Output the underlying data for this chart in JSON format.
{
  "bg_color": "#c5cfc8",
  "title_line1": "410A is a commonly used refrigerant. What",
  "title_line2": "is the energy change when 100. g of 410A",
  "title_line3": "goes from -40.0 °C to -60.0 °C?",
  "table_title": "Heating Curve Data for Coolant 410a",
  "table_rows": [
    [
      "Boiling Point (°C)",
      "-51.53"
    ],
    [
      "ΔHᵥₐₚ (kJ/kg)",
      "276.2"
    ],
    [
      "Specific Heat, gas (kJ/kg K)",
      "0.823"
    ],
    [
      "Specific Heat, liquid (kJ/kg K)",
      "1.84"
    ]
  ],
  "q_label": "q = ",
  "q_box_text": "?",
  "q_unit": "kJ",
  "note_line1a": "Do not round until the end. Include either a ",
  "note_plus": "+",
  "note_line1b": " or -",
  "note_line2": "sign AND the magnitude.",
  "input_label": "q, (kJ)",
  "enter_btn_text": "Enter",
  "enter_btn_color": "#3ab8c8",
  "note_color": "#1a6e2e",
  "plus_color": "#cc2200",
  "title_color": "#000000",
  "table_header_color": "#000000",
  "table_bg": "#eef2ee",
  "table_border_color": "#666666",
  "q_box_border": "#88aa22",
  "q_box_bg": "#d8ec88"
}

-- AIM OF THE TASK --
Identify every line holding the word "Specific" and copy it out.

-- REPLY TO THE EXERCISE --
      "Specific Heat, gas (kJ/kg K)",
      "Specific Heat, liquid (kJ/kg K)",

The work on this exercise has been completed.